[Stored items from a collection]
------------------------------------------------

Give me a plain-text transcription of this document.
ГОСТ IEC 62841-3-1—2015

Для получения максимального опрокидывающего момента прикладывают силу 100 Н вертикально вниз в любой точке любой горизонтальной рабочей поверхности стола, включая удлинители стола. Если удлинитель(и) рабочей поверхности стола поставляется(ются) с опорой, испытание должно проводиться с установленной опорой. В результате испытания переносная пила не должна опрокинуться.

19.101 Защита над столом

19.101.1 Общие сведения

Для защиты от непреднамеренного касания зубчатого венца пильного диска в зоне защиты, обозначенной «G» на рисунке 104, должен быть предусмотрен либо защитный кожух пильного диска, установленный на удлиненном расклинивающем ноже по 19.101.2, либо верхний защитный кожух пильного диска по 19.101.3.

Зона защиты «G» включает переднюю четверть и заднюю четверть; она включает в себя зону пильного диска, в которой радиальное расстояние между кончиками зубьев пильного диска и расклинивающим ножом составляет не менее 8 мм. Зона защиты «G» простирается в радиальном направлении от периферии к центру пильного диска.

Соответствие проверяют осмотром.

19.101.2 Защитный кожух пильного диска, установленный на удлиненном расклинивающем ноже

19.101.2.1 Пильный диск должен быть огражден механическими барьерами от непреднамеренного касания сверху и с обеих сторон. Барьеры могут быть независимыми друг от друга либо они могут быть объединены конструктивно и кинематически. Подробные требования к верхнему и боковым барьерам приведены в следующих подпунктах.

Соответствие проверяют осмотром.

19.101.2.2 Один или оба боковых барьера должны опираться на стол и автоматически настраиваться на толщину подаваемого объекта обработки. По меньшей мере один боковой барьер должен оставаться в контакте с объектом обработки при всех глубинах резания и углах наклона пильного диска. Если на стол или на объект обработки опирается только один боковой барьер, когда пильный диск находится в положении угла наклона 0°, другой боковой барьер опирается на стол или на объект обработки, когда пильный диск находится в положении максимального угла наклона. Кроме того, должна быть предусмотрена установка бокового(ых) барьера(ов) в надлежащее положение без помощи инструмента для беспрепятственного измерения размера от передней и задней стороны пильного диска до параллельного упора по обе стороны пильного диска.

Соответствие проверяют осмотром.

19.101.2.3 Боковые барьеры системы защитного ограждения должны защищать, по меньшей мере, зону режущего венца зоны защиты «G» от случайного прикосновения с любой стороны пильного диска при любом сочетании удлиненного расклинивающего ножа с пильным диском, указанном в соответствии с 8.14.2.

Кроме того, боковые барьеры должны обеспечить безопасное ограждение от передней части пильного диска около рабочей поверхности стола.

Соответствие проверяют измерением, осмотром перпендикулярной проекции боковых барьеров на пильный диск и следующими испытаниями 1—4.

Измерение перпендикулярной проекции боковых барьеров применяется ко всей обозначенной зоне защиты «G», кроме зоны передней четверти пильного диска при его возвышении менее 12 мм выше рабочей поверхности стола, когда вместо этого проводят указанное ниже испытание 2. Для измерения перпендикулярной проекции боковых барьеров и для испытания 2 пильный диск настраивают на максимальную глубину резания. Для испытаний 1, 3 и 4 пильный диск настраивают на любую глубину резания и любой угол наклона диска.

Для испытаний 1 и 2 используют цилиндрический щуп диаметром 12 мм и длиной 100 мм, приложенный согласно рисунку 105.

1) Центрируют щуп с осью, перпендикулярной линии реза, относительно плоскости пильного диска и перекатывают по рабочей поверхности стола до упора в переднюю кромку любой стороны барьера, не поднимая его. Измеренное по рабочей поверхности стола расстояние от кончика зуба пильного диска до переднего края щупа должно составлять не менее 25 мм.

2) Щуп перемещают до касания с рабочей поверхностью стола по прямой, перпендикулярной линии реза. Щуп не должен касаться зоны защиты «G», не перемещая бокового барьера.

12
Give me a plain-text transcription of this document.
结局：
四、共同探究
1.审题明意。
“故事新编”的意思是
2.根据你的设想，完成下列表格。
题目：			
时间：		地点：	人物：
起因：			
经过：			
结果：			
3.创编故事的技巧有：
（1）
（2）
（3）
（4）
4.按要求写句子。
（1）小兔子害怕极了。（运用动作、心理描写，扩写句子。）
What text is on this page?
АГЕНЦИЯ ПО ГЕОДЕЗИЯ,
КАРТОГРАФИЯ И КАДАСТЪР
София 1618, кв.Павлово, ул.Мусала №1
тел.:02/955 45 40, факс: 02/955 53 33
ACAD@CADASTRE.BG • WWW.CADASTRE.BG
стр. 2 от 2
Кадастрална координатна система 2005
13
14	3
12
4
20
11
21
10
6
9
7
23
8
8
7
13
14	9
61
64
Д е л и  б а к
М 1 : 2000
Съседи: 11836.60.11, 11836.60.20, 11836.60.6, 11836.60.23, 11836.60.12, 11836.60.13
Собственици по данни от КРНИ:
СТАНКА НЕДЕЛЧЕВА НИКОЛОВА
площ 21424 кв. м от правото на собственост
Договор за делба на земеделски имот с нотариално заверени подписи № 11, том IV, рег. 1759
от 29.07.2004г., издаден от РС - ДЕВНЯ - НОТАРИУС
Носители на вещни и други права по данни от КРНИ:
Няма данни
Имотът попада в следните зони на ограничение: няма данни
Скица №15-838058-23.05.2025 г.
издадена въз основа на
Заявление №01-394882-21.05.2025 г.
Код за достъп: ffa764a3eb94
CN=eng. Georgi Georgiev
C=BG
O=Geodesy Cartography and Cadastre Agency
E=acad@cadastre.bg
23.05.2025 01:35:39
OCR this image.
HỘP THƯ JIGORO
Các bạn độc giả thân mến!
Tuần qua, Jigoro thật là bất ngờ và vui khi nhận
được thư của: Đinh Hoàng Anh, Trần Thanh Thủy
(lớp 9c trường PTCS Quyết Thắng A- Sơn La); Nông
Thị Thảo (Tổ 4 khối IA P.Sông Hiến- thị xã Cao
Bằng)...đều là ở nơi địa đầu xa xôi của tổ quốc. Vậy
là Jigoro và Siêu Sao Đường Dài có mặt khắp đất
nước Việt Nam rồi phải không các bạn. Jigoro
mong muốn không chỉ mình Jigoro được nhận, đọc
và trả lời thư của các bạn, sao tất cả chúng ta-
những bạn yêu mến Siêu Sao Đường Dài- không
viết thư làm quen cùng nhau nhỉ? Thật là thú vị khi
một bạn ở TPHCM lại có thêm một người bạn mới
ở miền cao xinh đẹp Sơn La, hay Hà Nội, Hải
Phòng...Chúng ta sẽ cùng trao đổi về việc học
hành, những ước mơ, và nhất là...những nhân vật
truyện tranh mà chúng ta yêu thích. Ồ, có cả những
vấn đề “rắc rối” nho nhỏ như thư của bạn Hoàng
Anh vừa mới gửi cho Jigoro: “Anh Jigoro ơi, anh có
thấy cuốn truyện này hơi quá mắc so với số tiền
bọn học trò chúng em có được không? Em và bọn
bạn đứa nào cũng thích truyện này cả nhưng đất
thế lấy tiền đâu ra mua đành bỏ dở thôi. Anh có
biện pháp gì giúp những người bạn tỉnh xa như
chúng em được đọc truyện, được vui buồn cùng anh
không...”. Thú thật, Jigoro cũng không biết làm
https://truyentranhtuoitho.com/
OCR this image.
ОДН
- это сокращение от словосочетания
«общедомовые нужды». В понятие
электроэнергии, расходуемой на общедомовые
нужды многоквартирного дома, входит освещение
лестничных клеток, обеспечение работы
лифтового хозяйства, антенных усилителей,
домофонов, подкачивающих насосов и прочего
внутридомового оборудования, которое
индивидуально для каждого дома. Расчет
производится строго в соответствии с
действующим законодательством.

------------------------------------------------

## EXERCISE REQUIREMENTS
Please output the entire listing exactly as it stands.

## SOLUTION FOR THIS EXERCISE
Give me a plain-text transcription of this document.
ГОСТ IEC 62841-3-1—2015

Для получения максимального опрокидывающего момента прикладывают силу 100 Н вертикально вниз в любой точке любой горизонтальной рабочей поверхности стола, включая удлинители стола. Если удлинитель(и) рабочей поверхности стола поставляется(ются) с опорой, испытание должно проводиться с установленной опорой. В результате испытания переносная пила не должна опрокинуться.

19.101 Защита над столом

19.101.1 Общие сведения

Для защиты от непреднамеренного касания зубчатого венца пильного диска в зоне защиты, обозначенной «G» на рисунке 104, должен быть предусмотрен либо защитный кожух пильного диска, установленный на удлиненном расклинивающем ноже по 19.101.2, либо верхний защитный кожух пильного диска по 19.101.3.

Зона защиты «G» включает переднюю четверть и заднюю четверть; она включает в себя зону пильного диска, в которой радиальное расстояние между кончиками зубьев пильного диска и расклинивающим ножом составляет не менее 8 мм. Зона защиты «G» простирается в радиальном направлении от периферии к центру пильного диска.

Соответствие проверяют осмотром.

19.101.2 Защитный кожух пильного диска, установленный на удлиненном расклинивающем ноже

19.101.2.1 Пильный диск должен быть огражден механическими барьерами от непреднамеренного касания сверху и с обеих сторон. Барьеры могут быть независимыми друг от друга либо они могут быть объединены конструктивно и кинематически. Подробные требования к верхнему и боковым барьерам приведены в следующих подпунктах.

Соответствие проверяют осмотром.

19.101.2.2 Один или оба боковых барьера должны опираться на стол и автоматически настраиваться на толщину подаваемого объекта обработки. По меньшей мере один боковой барьер должен оставаться в контакте с объектом обработки при всех глубинах резания и углах наклона пильного диска. Если на стол или на объект обработки опирается только один боковой барьер, когда пильный диск находится в положении угла наклона 0°, другой боковой барьер опирается на стол или на объект обработки, когда пильный диск находится в положении максимального угла наклона. Кроме того, должна быть предусмотрена установка бокового(ых) барьера(ов) в надлежащее положение без помощи инструмента для беспрепятственного измерения размера от передней и задней стороны пильного диска до параллельного упора по обе стороны пильного диска.

Соответствие проверяют осмотром.

19.101.2.3 Боковые барьеры системы защитного ограждения должны защищать, по меньшей мере, зону режущего венца зоны защиты «G» от случайного прикосновения с любой стороны пильного диска при любом сочетании удлиненного расклинивающего ножа с пильным диском, указанном в соответствии с 8.14.2.

Кроме того, боковые барьеры должны обеспечить безопасное ограждение от передней части пильного диска около рабочей поверхности стола.

Соответствие проверяют измерением, осмотром перпендикулярной проекции боковых барьеров на пильный диск и следующими испытаниями 1—4.

Измерение перпендикулярной проекции боковых барьеров применяется ко всей обозначенной зоне защиты «G», кроме зоны передней четверти пильного диска при его возвышении менее 12 мм выше рабочей поверхности стола, когда вместо этого проводят указанное ниже испытание 2. Для измерения перпендикулярной проекции боковых барьеров и для испытания 2 пильный диск настраивают на максимальную глубину резания. Для испытаний 1, 3 и 4 пильный диск настраивают на любую глубину резания и любой угол наклона диска.

Для испытаний 1 и 2 используют цилиндрический щуп диаметром 12 мм и длиной 100 мм, приложенный согласно рисунку 105.

1) Центрируют щуп с осью, перпендикулярной линии реза, относительно плоскости пильного диска и перекатывают по рабочей поверхности стола до упора в переднюю кромку любой стороны барьера, не поднимая его. Измеренное по рабочей поверхности стола расстояние от кончика зуба пильного диска до переднего края щупа должно составлять не менее 25 мм.

2) Щуп перемещают до касания с рабочей поверхностью стола по прямой, перпендикулярной линии реза. Щуп не должен касаться зоны защиты «G», не перемещая бокового барьера.

12
Give me a plain-text transcription of this document.
结局：
四、共同探究
1.审题明意。
“故事新编”的意思是
2.根据你的设想，完成下列表格。
题目：			
时间：		地点：	人物：
起因：			
经过：			
结果：			
3.创编故事的技巧有：
（1）
（2）
（3）
（4）
4.按要求写句子。
（1）小兔子害怕极了。（运用动作、心理描写，扩写句子。）
What text is on this page?
АГЕНЦИЯ ПО ГЕОДЕЗИЯ,
КАРТОГРАФИЯ И КАДАСТЪР
София 1618, кв.Павлово, ул.Мусала №1
тел.:02/955 45 40, факс: 02/955 53 33
ACAD@CADASTRE.BG • WWW.CADASTRE.BG
стр. 2 от 2
Кадастрална координатна система 2005
13
14	3
12
4
20
11
21
10
6
9
7
23
8
8
7
13
14	9
61
64
Д е л и  б а к
М 1 : 2000
Съседи: 11836.60.11, 11836.60.20, 11836.60.6, 11836.60.23, 11836.60.12, 11836.60.13
Собственици по данни от КРНИ:
СТАНКА НЕДЕЛЧЕВА НИКОЛОВА
площ 21424 кв. м от правото на собственост
Договор за делба на земеделски имот с нотариално заверени подписи № 11, том IV, рег. 1759
от 29.07.2004г., издаден от РС - ДЕВНЯ - НОТАРИУС
Носители на вещни и други права по данни от КРНИ:
Няма данни
Имотът попада в следните зони на ограничение: няма данни
Скица №15-838058-23.05.2025 г.
издадена въз основа на
Заявление №01-394882-21.05.2025 г.
Код за достъп: ffa764a3eb94
CN=eng. Georgi Georgiev
C=BG
O=Geodesy Cartography and Cadastre Agency
E=acad@cadastre.bg
23.05.2025 01:35:39
OCR this image.
HỘP THƯ JIGORO
Các bạn độc giả thân mến!
Tuần qua, Jigoro thật là bất ngờ và vui khi nhận
được thư của: Đinh Hoàng Anh, Trần Thanh Thủy
(lớp 9c trường PTCS Quyết Thắng A- Sơn La); Nông
Thị Thảo (Tổ 4 khối IA P.Sông Hiến- thị xã Cao
Bằng)...đều là ở nơi địa đầu xa xôi của tổ quốc. Vậy
là Jigoro và Siêu Sao Đường Dài có mặt khắp đất
nước Việt Nam rồi phải không các bạn. Jigoro
mong muốn không chỉ mình Jigoro được nhận, đọc
và trả lời thư của các bạn, sao tất cả chúng ta-
những bạn yêu mến Siêu Sao Đường Dài- không
viết thư làm quen cùng nhau nhỉ? Thật là thú vị khi
một bạn ở TPHCM lại có thêm một người bạn mới
ở miền cao xinh đẹp Sơn La, hay Hà Nội, Hải
Phòng...Chúng ta sẽ cùng trao đổi về việc học
hành, những ước mơ, và nhất là...những nhân vật
truyện tranh mà chúng ta yêu thích. Ồ, có cả những
vấn đề “rắc rối” nho nhỏ như thư của bạn Hoàng
Anh vừa mới gửi cho Jigoro: “Anh Jigoro ơi, anh có
thấy cuốn truyện này hơi quá mắc so với số tiền
bọn học trò chúng em có được không? Em và bọn
bạn đứa nào cũng thích truyện này cả nhưng đất
thế lấy tiền đâu ra mua đành bỏ dở thôi. Anh có
biện pháp gì giúp những người bạn tỉnh xa như
chúng em được đọc truyện, được vui buồn cùng anh
không...”. Thú thật, Jigoro cũng không biết làm
https://truyentranhtuoitho.com/
OCR this image.
ОДН
- это сокращение от словосочетания
«общедомовые нужды». В понятие
электроэнергии, расходуемой на общедомовые
нужды многоквартирного дома, входит освещение
лестничных клеток, обеспечение работы
лифтового хозяйства, антенных усилителей,
домофонов, подкачивающих насосов и прочего
внутридомового оборудования, которое
индивидуально для каждого дома. Расчет
производится строго в соответствии с
действующим законодательством.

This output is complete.